Beginning with the line where "Convert this document image to plain text." appears, retype every remaining line of the data below, both the first and last included.
***** SOURCE DATA *****
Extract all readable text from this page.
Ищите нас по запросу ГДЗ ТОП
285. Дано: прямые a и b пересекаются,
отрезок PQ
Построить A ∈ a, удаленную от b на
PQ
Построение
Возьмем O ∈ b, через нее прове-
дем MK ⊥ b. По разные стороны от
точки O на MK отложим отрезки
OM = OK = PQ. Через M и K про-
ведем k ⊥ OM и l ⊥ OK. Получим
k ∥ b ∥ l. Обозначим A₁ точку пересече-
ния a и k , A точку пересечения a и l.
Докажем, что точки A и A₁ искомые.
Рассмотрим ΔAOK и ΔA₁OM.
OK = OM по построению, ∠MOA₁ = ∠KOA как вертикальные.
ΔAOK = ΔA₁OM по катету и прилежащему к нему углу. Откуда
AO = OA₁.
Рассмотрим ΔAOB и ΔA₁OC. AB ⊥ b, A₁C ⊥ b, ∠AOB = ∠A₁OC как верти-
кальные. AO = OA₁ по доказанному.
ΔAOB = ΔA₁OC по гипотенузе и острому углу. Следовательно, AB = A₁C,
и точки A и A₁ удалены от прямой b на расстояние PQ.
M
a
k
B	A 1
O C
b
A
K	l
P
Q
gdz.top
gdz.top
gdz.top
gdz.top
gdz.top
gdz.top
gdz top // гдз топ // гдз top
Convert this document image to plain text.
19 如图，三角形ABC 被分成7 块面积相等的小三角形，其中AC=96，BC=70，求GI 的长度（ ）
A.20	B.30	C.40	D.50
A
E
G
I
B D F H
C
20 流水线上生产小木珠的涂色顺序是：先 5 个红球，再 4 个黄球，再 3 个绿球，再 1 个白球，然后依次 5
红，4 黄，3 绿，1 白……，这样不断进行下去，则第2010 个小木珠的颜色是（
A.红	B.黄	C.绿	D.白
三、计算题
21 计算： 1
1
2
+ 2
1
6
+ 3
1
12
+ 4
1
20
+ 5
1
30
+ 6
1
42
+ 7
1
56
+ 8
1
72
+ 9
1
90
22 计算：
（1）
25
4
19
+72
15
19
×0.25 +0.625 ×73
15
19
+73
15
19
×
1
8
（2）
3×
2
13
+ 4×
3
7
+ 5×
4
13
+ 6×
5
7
*****
= OUTPUT BELOW =
Convert this document image to plain text.
19 如图，三角形ABC 被分成7 块面积相等的小三角形，其中AC=96，BC=70，求GI 的长度（ ）
A.20	B.30	C.40	D.50
A
E
G
I
B D F H
C
20 流水线上生产小木珠的涂色顺序是：先 5 个红球，再 4 个黄球，再 3 个绿球，再 1 个白球，然后依次 5
红，4 黄，3 绿，1 白……，这样不断进行下去，则第2010 个小木珠的颜色是（
A.红	B.黄	C.绿	D.白
三、计算题
21 计算： 1
1
2
+ 2
1
6
+ 3
1
12
+ 4
1
20
+ 5
1
30
+ 6
1
42
+ 7
1
56
+ 8
1
72
+ 9
1
90
22 计算：
（1）
25
4
19
+72
15
19
×0.25 +0.625 ×73
15
19
+73
15
19
×
1
8
（2）
3×
2
13
+ 4×
3
7
+ 5×
4
13
+ 6×
5
7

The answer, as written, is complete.